### Given problem
Report how many lines of the following entries include the string "content"; respond with the number alone.
+++ Input for this task +++
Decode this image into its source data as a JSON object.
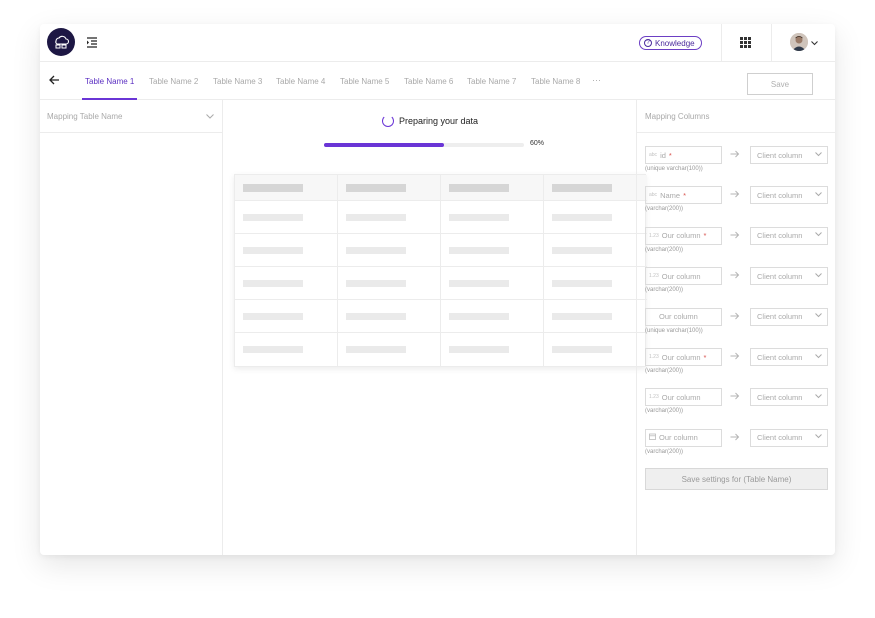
{
  "header": {
    "knowledge_label": "Knowledge",
    "knowledge_icon": "question-circle-icon",
    "apps_icon": "apps-grid-icon",
    "avatar_icon": "user-avatar",
    "menu_icon": "indent-menu-icon"
  },
  "tabs": [
    {
      "label": "Table Name 1",
      "active": true
    },
    {
      "label": "Table Name 2"
    },
    {
      "label": "Table Name 3"
    },
    {
      "label": "Table Name 4"
    },
    {
      "label": "Table Name 5"
    },
    {
      "label": "Table Name 6"
    },
    {
      "label": "Table Name 7"
    },
    {
      "label": "Table Name 8"
    }
  ],
  "tabs_more": "···",
  "save_label": "Save",
  "left_panel": {
    "title": "Mapping Table Name"
  },
  "loading": {
    "text": "Preparing your data",
    "progress_pct": 60,
    "progress_label": "60%"
  },
  "right_panel": {
    "title": "Mapping Columns",
    "rows": [
      {
        "type_icon": "abc",
        "name": "id",
        "required": true,
        "sub": "(unique varchar(100))",
        "client": "Client column"
      },
      {
        "type_icon": "abc",
        "name": "Name",
        "required": true,
        "sub": "(varchar(200))",
        "client": "Client column"
      },
      {
        "type_icon": "1.23",
        "name": "Our column",
        "required": true,
        "sub": "(varchar(200))",
        "client": "Client column"
      },
      {
        "type_icon": "1.23",
        "name": "Our column",
        "required": false,
        "sub": "(varchar(200))",
        "client": "Client column"
      },
      {
        "type_icon": "",
        "name": "Our column",
        "required": false,
        "sub": "(unique varchar(100))",
        "client": "Client column"
      },
      {
        "type_icon": "1.23",
        "name": "Our column",
        "required": true,
        "sub": "(varchar(200))",
        "client": "Client column"
      },
      {
        "type_icon": "1.23",
        "name": "Our column",
        "required": false,
        "sub": "(varchar(200))",
        "client": "Client column"
      },
      {
        "type_icon": "calendar",
        "name": "Our column",
        "required": false,
        "sub": "(varchar(200))",
        "client": "Client column"
      }
    ],
    "save_settings_label": "Save settings for (Table Name)"
  },
  "colors": {
    "accent": "#6a35d6",
    "logo_bg": "#1d1744"
  }
}
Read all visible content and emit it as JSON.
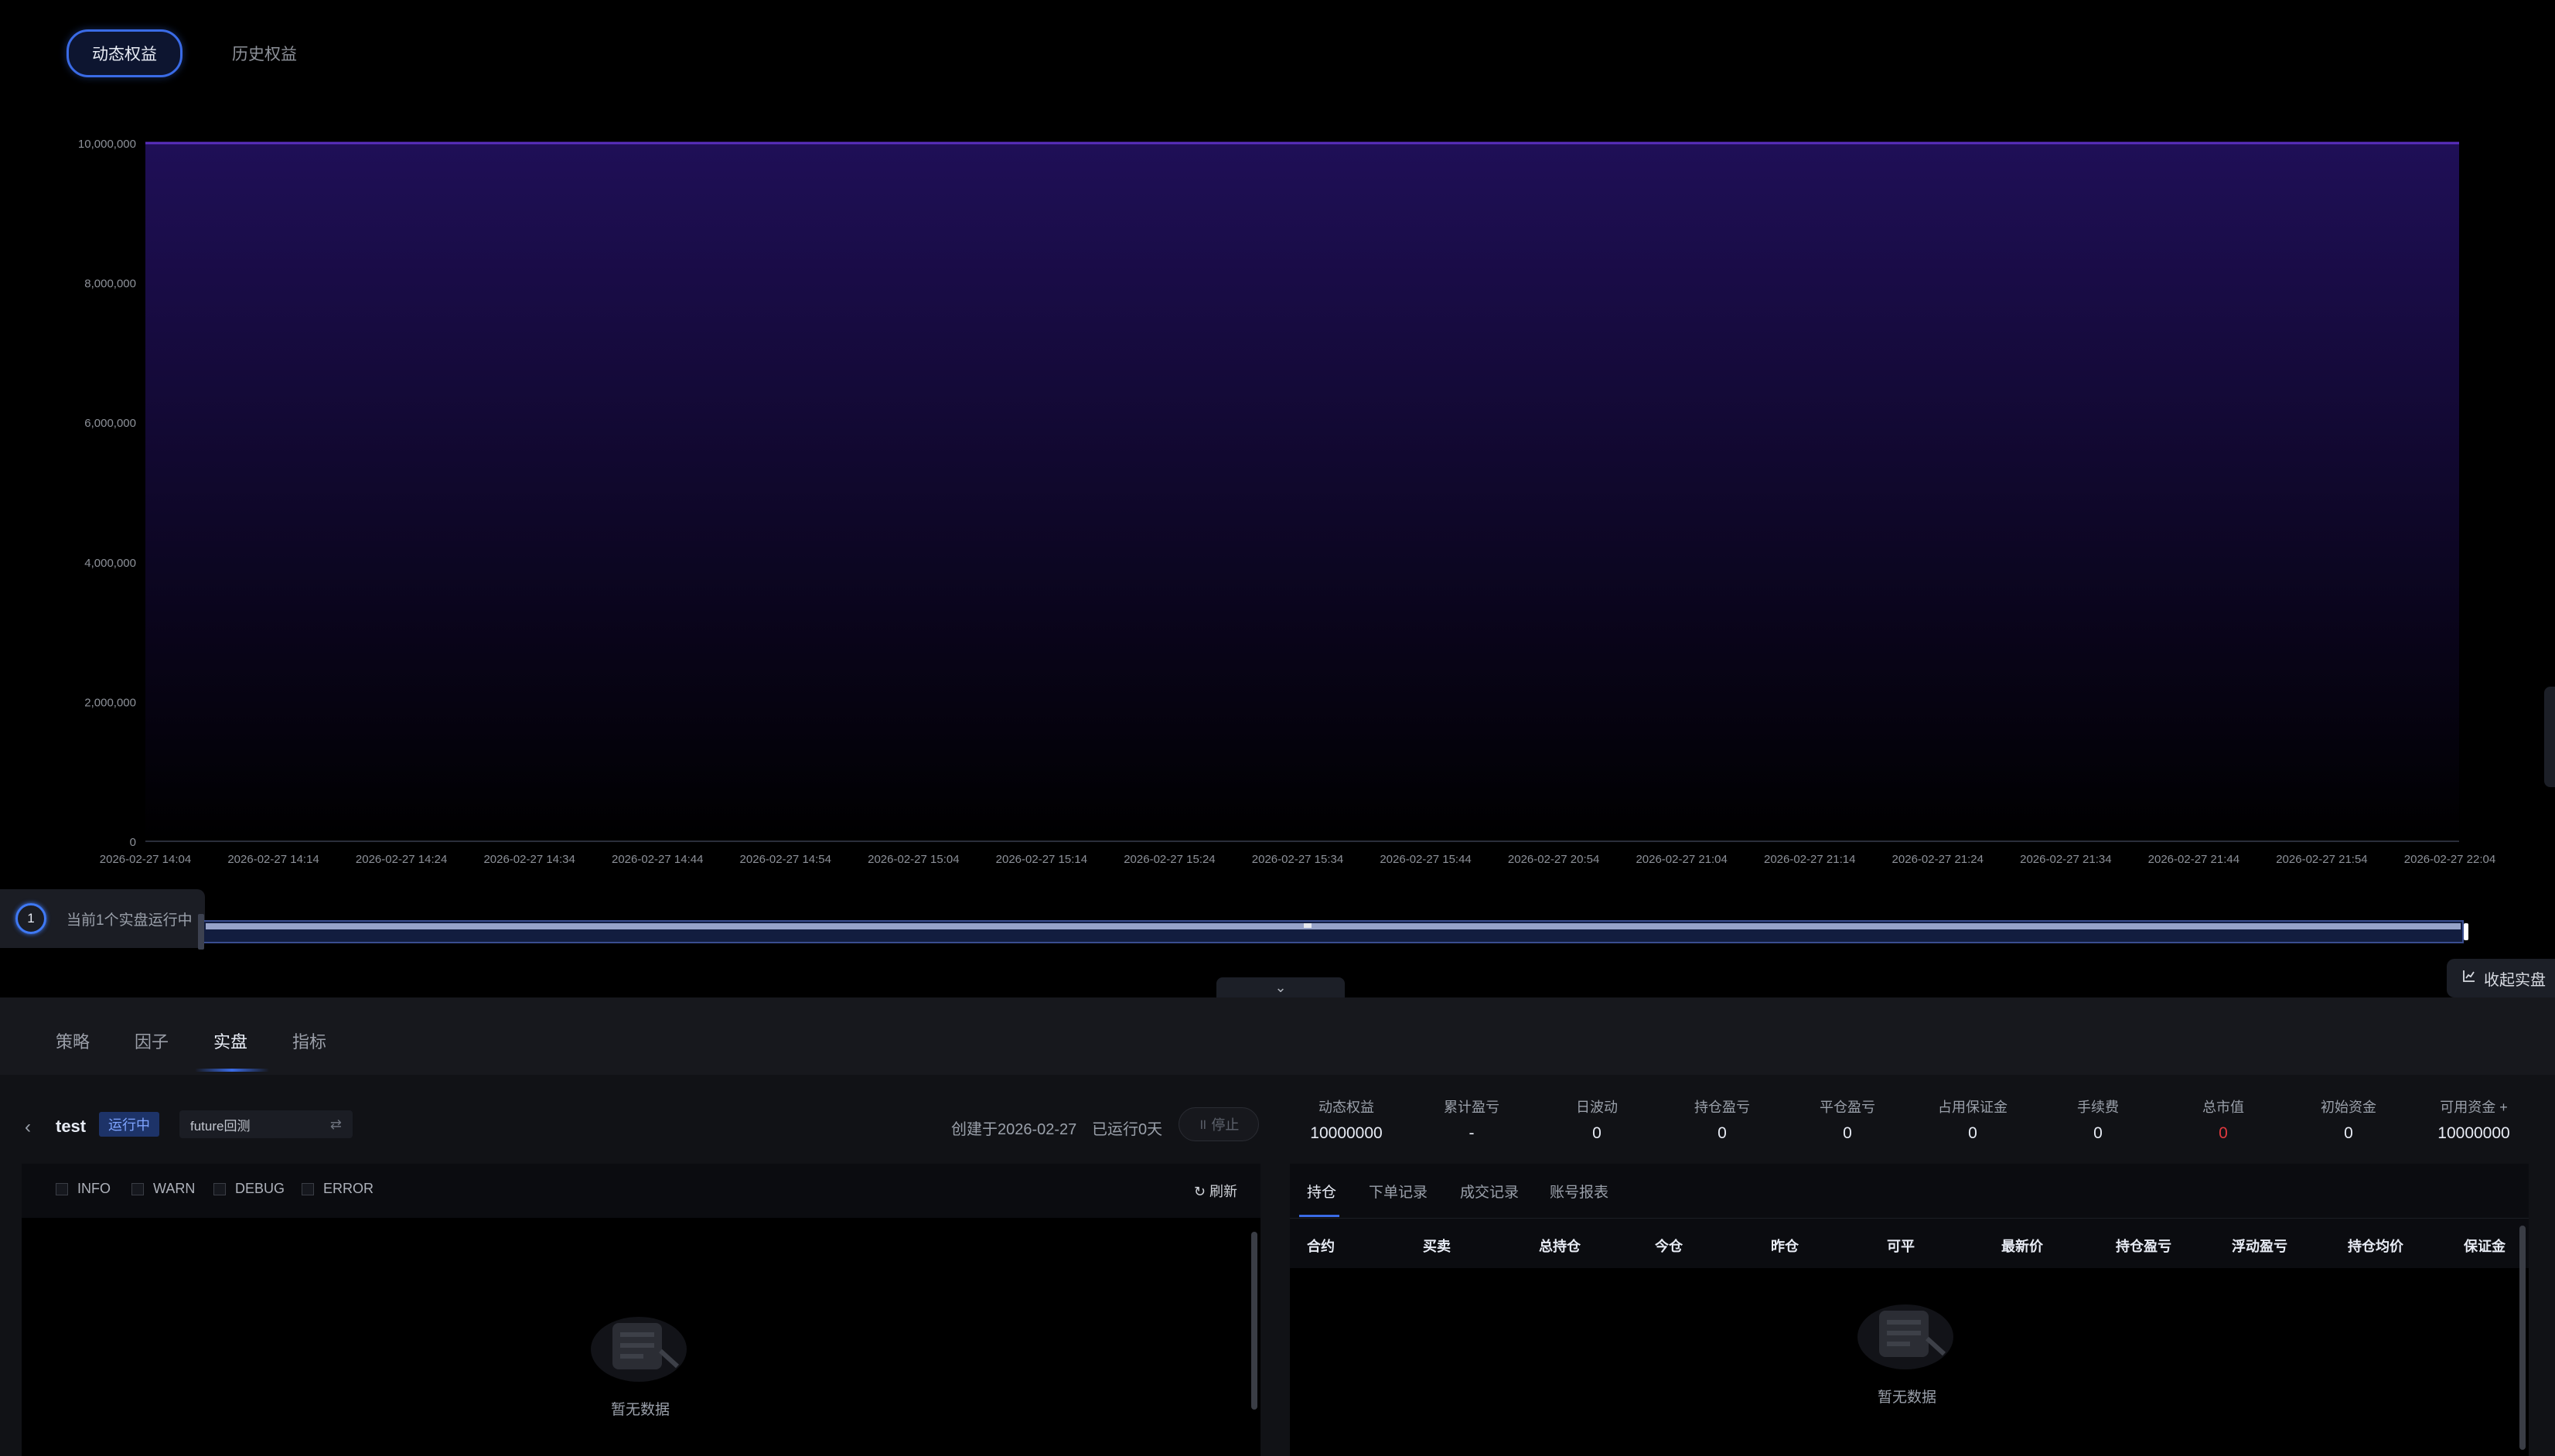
{
  "top_tabs": {
    "dynamic_equity": "动态权益",
    "historical_equity": "历史权益"
  },
  "chart_data": {
    "type": "area",
    "x": [
      "2026-02-27 14:04",
      "2026-02-27 14:14",
      "2026-02-27 14:24",
      "2026-02-27 14:34",
      "2026-02-27 14:44",
      "2026-02-27 14:54",
      "2026-02-27 15:04",
      "2026-02-27 15:14",
      "2026-02-27 15:24",
      "2026-02-27 15:34",
      "2026-02-27 15:44",
      "2026-02-27 20:54",
      "2026-02-27 21:04",
      "2026-02-27 21:14",
      "2026-02-27 21:24",
      "2026-02-27 21:34",
      "2026-02-27 21:44",
      "2026-02-27 21:54",
      "2026-02-27 22:04"
    ],
    "series": [
      {
        "values": [
          10000000,
          10000000,
          10000000,
          10000000,
          10000000,
          10000000,
          10000000,
          10000000,
          10000000,
          10000000,
          10000000,
          10000000,
          10000000,
          10000000,
          10000000,
          10000000,
          10000000,
          10000000,
          10000000
        ]
      }
    ],
    "y_ticks": [
      "0",
      "2,000,000",
      "4,000,000",
      "6,000,000",
      "8,000,000",
      "10,000,000"
    ],
    "ylim": [
      0,
      10000000
    ],
    "grid": true,
    "colors": {
      "line": "#5a2fbf",
      "fill_top": "#1f0f57",
      "fill_bottom": "#000000"
    }
  },
  "running_badge": {
    "count": "1",
    "text": "当前1个实盘运行中"
  },
  "collapse_panel": {
    "label": "收起实盘"
  },
  "bottom_nav": {
    "strategy": "策略",
    "factor": "因子",
    "live": "实盘",
    "indicator": "指标"
  },
  "strategy": {
    "name": "test",
    "status": "运行中",
    "mode": "future回测",
    "created": "创建于2026-02-27",
    "elapsed": "已运行0天",
    "stop": "停止"
  },
  "stats": [
    {
      "label": "动态权益",
      "value": "10000000"
    },
    {
      "label": "累计盈亏",
      "value": "-"
    },
    {
      "label": "日波动",
      "value": "0"
    },
    {
      "label": "持仓盈亏",
      "value": "0"
    },
    {
      "label": "平仓盈亏",
      "value": "0"
    },
    {
      "label": "占用保证金",
      "value": "0"
    },
    {
      "label": "手续费",
      "value": "0"
    },
    {
      "label": "总市值",
      "value": "0"
    },
    {
      "label": "初始资金",
      "value": "0"
    },
    {
      "label": "可用资金",
      "value": "10000000"
    }
  ],
  "log": {
    "levels": [
      "INFO",
      "WARN",
      "DEBUG",
      "ERROR"
    ],
    "refresh": "刷新",
    "empty": "暂无数据"
  },
  "positions": {
    "tabs": [
      "持仓",
      "下单记录",
      "成交记录",
      "账号报表"
    ],
    "columns": [
      "合约",
      "买卖",
      "总持仓",
      "今仓",
      "昨仓",
      "可平",
      "最新价",
      "持仓盈亏",
      "浮动盈亏",
      "持仓均价",
      "保证金"
    ],
    "empty": "暂无数据"
  },
  "colors": {
    "accent": "#3a6be6",
    "negative": "#e0393e"
  }
}
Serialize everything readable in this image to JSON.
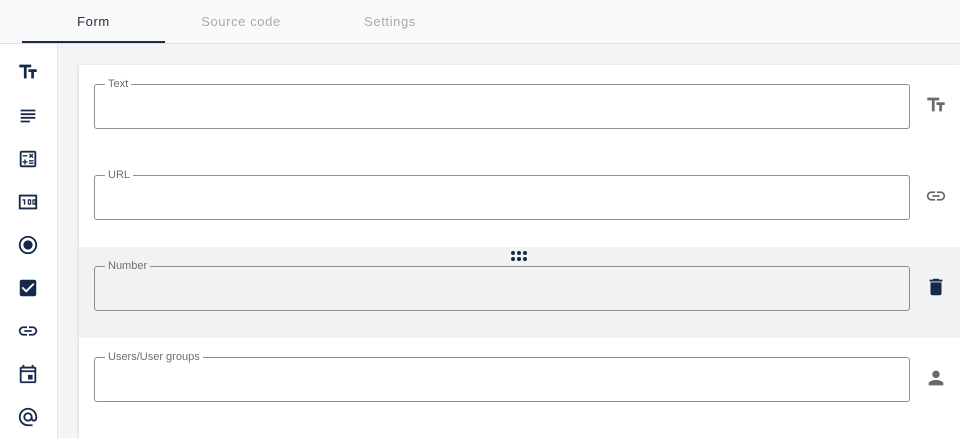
{
  "tabs": [
    {
      "label": "Form",
      "active": true
    },
    {
      "label": "Source code",
      "active": false
    },
    {
      "label": "Settings",
      "active": false
    }
  ],
  "sidebar": {
    "items": [
      {
        "icon": "text-fields-icon"
      },
      {
        "icon": "subject-icon"
      },
      {
        "icon": "calculate-icon"
      },
      {
        "icon": "number-icon"
      },
      {
        "icon": "radio-button-icon"
      },
      {
        "icon": "checkbox-icon"
      },
      {
        "icon": "link-icon"
      },
      {
        "icon": "calendar-icon"
      },
      {
        "icon": "at-sign-icon"
      }
    ]
  },
  "form": {
    "fields": [
      {
        "label": "Text",
        "value": "",
        "type_icon": "text-fields-icon"
      },
      {
        "label": "URL",
        "value": "",
        "type_icon": "link-icon"
      },
      {
        "label": "Number",
        "value": "",
        "type_icon": "delete-icon",
        "selected": true
      },
      {
        "label": "Users/User groups",
        "value": "",
        "type_icon": "person-icon"
      }
    ]
  },
  "colors": {
    "primary": "#17294a",
    "inactive_tab": "#a9a9a9",
    "selected_row": "#f2f2f2"
  }
}
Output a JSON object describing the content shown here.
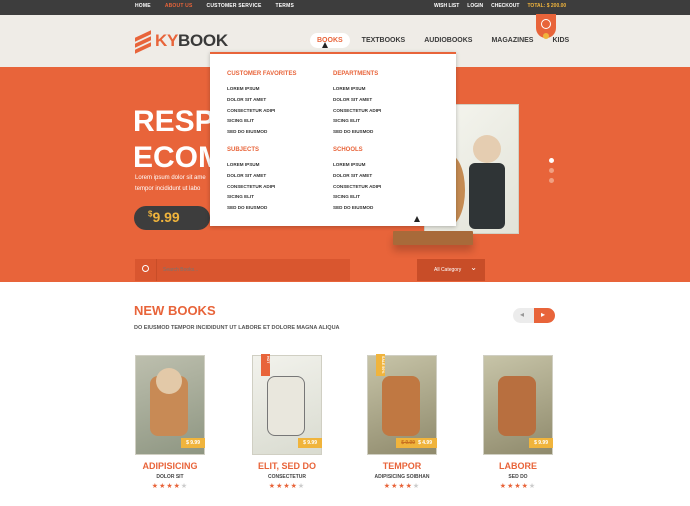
{
  "topbar": {
    "links": [
      "HOME",
      "ABOUT US",
      "CUSTOMER SERVICE",
      "TERMS"
    ],
    "right_links": [
      "WISH LIST",
      "LOGIN",
      "CHECKOUT"
    ],
    "total": "TOTAL: $ 200.00"
  },
  "header": {
    "logo_prefix": "KY",
    "logo_suffix": "BOOK",
    "nav": [
      "BOOKS",
      "TEXTBOOKS",
      "AUDIOBOOKS",
      "MAGAZINES",
      "KIDS"
    ]
  },
  "hero": {
    "title_line1": "RESPO",
    "title_line2": "ECOME",
    "text_line1": "Lorem ipsum dolor sit ame",
    "text_line2": "tempor incididunt ut labo",
    "price": "9.99",
    "price_currency": "$"
  },
  "search": {
    "placeholder": "Search Books...",
    "category": "All Category"
  },
  "mega": {
    "col1": [
      {
        "title": "CUSTOMER FAVORITES",
        "items": [
          "LOREM IPSUM",
          "DOLOR SIT AMET",
          "CONSECTETUR ADIPI",
          "SICING ELIT",
          "SED DO EIUSMOD"
        ]
      },
      {
        "title": "SUBJECTS",
        "items": [
          "LOREM IPSUM",
          "DOLOR SIT AMET",
          "CONSECTETUR ADIPI",
          "SICING ELIT",
          "SED DO EIUSMOD"
        ]
      }
    ],
    "col2": [
      {
        "title": "DEPARTMENTS",
        "items": [
          "LOREM IPSUM",
          "DOLOR SIT AMET",
          "CONSECTETUR ADIPI",
          "SICING ELIT",
          "SED DO EIUSMOD"
        ]
      },
      {
        "title": "SCHOOLS",
        "items": [
          "LOREM IPSUM",
          "DOLOR SIT AMET",
          "CONSECTETUR ADIPI",
          "SICING ELIT",
          "SED DO EIUSMOD"
        ]
      }
    ]
  },
  "newbooks": {
    "title": "NEW BOOKS",
    "subtitle": "DO EIUSMOD TEMPOR INCIDIDUNT UT LABORE ET DOLORE MAGNA ALIQUA"
  },
  "books": [
    {
      "title": "ADIPISICING",
      "author": "DOLOR SIT",
      "price": "$ 9.99",
      "old_price": "",
      "rating": 4,
      "ribbon": ""
    },
    {
      "title": "ELIT, SED DO",
      "author": "CONSECTETUR",
      "price": "$ 9.99",
      "old_price": "",
      "rating": 4,
      "ribbon": "HOT"
    },
    {
      "title": "TEMPOR",
      "author": "ADIPISICING SOIBHAN",
      "price": "$ 4.99",
      "old_price": "$ 9.99",
      "rating": 4,
      "ribbon": "SALE 50%"
    },
    {
      "title": "LABORE",
      "author": "SED DO",
      "price": "$ 9.99",
      "old_price": "",
      "rating": 4,
      "ribbon": ""
    }
  ],
  "colors": {
    "accent": "#e8643a",
    "dark": "#3d3d3d",
    "gold": "#f0b43c"
  }
}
+++
### Output for this exercise
2